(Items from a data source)

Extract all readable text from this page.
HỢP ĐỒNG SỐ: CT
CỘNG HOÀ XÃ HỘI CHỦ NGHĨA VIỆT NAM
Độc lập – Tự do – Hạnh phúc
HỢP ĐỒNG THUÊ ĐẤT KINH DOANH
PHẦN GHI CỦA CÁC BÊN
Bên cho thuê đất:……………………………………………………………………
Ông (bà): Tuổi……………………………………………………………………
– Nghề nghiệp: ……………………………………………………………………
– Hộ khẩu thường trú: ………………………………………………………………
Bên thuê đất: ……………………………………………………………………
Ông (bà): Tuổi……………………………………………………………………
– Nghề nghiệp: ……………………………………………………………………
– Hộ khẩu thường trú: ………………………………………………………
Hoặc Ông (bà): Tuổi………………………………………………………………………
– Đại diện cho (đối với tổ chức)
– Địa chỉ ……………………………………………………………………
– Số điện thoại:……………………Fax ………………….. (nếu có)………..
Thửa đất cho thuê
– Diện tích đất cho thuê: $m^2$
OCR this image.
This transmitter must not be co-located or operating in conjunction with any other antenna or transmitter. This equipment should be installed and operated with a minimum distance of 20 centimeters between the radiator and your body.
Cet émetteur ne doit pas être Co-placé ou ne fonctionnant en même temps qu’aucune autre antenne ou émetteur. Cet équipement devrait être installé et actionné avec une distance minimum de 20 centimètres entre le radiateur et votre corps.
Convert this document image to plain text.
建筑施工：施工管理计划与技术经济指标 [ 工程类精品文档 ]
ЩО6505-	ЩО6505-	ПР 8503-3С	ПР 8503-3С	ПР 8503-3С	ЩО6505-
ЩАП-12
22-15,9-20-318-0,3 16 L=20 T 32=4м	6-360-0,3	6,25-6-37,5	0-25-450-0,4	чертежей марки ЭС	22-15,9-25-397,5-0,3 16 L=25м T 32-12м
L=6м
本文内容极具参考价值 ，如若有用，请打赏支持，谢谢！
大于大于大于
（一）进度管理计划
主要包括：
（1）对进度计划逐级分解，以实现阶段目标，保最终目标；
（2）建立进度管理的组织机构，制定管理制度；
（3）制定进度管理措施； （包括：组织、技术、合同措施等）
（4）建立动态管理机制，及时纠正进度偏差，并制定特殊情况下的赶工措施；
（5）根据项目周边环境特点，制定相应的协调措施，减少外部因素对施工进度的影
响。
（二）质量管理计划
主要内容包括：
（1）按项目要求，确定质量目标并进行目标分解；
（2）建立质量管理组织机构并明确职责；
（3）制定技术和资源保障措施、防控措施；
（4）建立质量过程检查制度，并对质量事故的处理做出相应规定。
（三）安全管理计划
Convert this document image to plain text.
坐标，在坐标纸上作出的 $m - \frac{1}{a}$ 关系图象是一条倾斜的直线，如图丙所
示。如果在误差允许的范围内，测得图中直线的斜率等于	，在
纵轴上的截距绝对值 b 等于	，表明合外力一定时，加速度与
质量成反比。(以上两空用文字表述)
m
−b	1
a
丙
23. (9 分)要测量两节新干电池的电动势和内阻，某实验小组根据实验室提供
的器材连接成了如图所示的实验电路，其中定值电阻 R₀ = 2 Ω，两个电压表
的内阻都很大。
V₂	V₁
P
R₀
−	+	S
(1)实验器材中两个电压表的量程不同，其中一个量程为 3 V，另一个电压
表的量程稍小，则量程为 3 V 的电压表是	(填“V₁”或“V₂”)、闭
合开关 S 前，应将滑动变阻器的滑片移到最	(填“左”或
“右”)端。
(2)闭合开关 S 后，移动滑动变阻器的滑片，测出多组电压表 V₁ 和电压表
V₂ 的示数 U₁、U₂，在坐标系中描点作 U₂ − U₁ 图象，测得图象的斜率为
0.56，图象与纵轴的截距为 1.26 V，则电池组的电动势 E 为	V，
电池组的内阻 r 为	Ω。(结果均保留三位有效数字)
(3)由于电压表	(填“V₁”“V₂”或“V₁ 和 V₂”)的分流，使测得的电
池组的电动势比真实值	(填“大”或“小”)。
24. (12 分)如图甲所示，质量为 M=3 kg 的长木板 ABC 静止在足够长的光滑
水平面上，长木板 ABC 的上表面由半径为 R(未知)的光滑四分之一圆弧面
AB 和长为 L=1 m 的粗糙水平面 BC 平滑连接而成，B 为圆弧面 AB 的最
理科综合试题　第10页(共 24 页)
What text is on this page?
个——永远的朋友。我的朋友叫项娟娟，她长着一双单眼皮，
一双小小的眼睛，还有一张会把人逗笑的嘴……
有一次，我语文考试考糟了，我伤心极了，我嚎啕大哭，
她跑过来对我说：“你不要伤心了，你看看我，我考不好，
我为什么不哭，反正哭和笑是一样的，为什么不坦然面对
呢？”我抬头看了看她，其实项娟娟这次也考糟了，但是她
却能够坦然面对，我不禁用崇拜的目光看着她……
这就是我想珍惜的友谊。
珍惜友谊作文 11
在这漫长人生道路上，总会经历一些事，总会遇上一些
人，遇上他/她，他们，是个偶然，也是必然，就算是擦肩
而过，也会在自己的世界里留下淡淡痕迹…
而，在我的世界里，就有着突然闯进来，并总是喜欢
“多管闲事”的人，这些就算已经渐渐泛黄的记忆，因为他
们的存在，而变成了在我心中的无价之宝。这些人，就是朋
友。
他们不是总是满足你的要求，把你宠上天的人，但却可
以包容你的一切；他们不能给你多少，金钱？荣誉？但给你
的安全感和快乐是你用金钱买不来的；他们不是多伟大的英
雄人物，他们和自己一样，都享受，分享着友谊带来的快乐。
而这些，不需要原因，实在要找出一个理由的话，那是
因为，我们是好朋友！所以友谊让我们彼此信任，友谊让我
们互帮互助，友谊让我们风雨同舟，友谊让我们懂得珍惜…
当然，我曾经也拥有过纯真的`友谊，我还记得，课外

__Work to complete__: Repeat every entry exactly, please.

__Solution to the problem__:
Extract all readable text from this page.
HỢP ĐỒNG SỐ: CT
CỘNG HOÀ XÃ HỘI CHỦ NGHĨA VIỆT NAM
Độc lập – Tự do – Hạnh phúc
HỢP ĐỒNG THUÊ ĐẤT KINH DOANH
PHẦN GHI CỦA CÁC BÊN
Bên cho thuê đất:……………………………………………………………………
Ông (bà): Tuổi……………………………………………………………………
– Nghề nghiệp: ……………………………………………………………………
– Hộ khẩu thường trú: ………………………………………………………………
Bên thuê đất: ……………………………………………………………………
Ông (bà): Tuổi……………………………………………………………………
– Nghề nghiệp: ……………………………………………………………………
– Hộ khẩu thường trú: ………………………………………………………
Hoặc Ông (bà): Tuổi………………………………………………………………………
– Đại diện cho (đối với tổ chức)
– Địa chỉ ……………………………………………………………………
– Số điện thoại:……………………Fax ………………….. (nếu có)………..
Thửa đất cho thuê
– Diện tích đất cho thuê: $m^2$
OCR this image.
This transmitter must not be co-located or operating in conjunction with any other antenna or transmitter. This equipment should be installed and operated with a minimum distance of 20 centimeters between the radiator and your body.
Cet émetteur ne doit pas être Co-placé ou ne fonctionnant en même temps qu’aucune autre antenne ou émetteur. Cet équipement devrait être installé et actionné avec une distance minimum de 20 centimètres entre le radiateur et votre corps.
Convert this document image to plain text.
建筑施工：施工管理计划与技术经济指标 [ 工程类精品文档 ]
ЩО6505-	ЩО6505-	ПР 8503-3С	ПР 8503-3С	ПР 8503-3С	ЩО6505-
ЩАП-12
22-15,9-20-318-0,3 16 L=20 T 32=4м	6-360-0,3	6,25-6-37,5	0-25-450-0,4	чертежей марки ЭС	22-15,9-25-397,5-0,3 16 L=25м T 32-12м
L=6м
本文内容极具参考价值 ，如若有用，请打赏支持，谢谢！
大于大于大于
（一）进度管理计划
主要包括：
（1）对进度计划逐级分解，以实现阶段目标，保最终目标；
（2）建立进度管理的组织机构，制定管理制度；
（3）制定进度管理措施； （包括：组织、技术、合同措施等）
（4）建立动态管理机制，及时纠正进度偏差，并制定特殊情况下的赶工措施；
（5）根据项目周边环境特点，制定相应的协调措施，减少外部因素对施工进度的影
响。
（二）质量管理计划
主要内容包括：
（1）按项目要求，确定质量目标并进行目标分解；
（2）建立质量管理组织机构并明确职责；
（3）制定技术和资源保障措施、防控措施；
（4）建立质量过程检查制度，并对质量事故的处理做出相应规定。
（三）安全管理计划
Convert this document image to plain text.
坐标，在坐标纸上作出的 $m - \frac{1}{a}$ 关系图象是一条倾斜的直线，如图丙所
示。如果在误差允许的范围内，测得图中直线的斜率等于	，在
纵轴上的截距绝对值 b 等于	，表明合外力一定时，加速度与
质量成反比。(以上两空用文字表述)
m
−b	1
a
丙
23. (9 分)要测量两节新干电池的电动势和内阻，某实验小组根据实验室提供
的器材连接成了如图所示的实验电路，其中定值电阻 R₀ = 2 Ω，两个电压表
的内阻都很大。
V₂	V₁
P
R₀
−	+	S
(1)实验器材中两个电压表的量程不同，其中一个量程为 3 V，另一个电压
表的量程稍小，则量程为 3 V 的电压表是	(填“V₁”或“V₂”)、闭
合开关 S 前，应将滑动变阻器的滑片移到最	(填“左”或
“右”)端。
(2)闭合开关 S 后，移动滑动变阻器的滑片，测出多组电压表 V₁ 和电压表
V₂ 的示数 U₁、U₂，在坐标系中描点作 U₂ − U₁ 图象，测得图象的斜率为
0.56，图象与纵轴的截距为 1.26 V，则电池组的电动势 E 为	V，
电池组的内阻 r 为	Ω。(结果均保留三位有效数字)
(3)由于电压表	(填“V₁”“V₂”或“V₁ 和 V₂”)的分流，使测得的电
池组的电动势比真实值	(填“大”或“小”)。
24. (12 分)如图甲所示，质量为 M=3 kg 的长木板 ABC 静止在足够长的光滑
水平面上，长木板 ABC 的上表面由半径为 R(未知)的光滑四分之一圆弧面
AB 和长为 L=1 m 的粗糙水平面 BC 平滑连接而成，B 为圆弧面 AB 的最
理科综合试题　第10页(共 24 页)
What text is on this page?
个——永远的朋友。我的朋友叫项娟娟，她长着一双单眼皮，
一双小小的眼睛，还有一张会把人逗笑的嘴……
有一次，我语文考试考糟了，我伤心极了，我嚎啕大哭，
她跑过来对我说：“你不要伤心了，你看看我，我考不好，
我为什么不哭，反正哭和笑是一样的，为什么不坦然面对
呢？”我抬头看了看她，其实项娟娟这次也考糟了，但是她
却能够坦然面对，我不禁用崇拜的目光看着她……
这就是我想珍惜的友谊。
珍惜友谊作文 11
在这漫长人生道路上，总会经历一些事，总会遇上一些
人，遇上他/她，他们，是个偶然，也是必然，就算是擦肩
而过，也会在自己的世界里留下淡淡痕迹…
而，在我的世界里，就有着突然闯进来，并总是喜欢
“多管闲事”的人，这些就算已经渐渐泛黄的记忆，因为他
们的存在，而变成了在我心中的无价之宝。这些人，就是朋
友。
他们不是总是满足你的要求，把你宠上天的人，但却可
以包容你的一切；他们不能给你多少，金钱？荣誉？但给你
的安全感和快乐是你用金钱买不来的；他们不是多伟大的英
雄人物，他们和自己一样，都享受，分享着友谊带来的快乐。
而这些，不需要原因，实在要找出一个理由的话，那是
因为，我们是好朋友！所以友谊让我们彼此信任，友谊让我
们互帮互助，友谊让我们风雨同舟，友谊让我们懂得珍惜…
当然，我曾经也拥有过纯真的`友谊，我还记得，课外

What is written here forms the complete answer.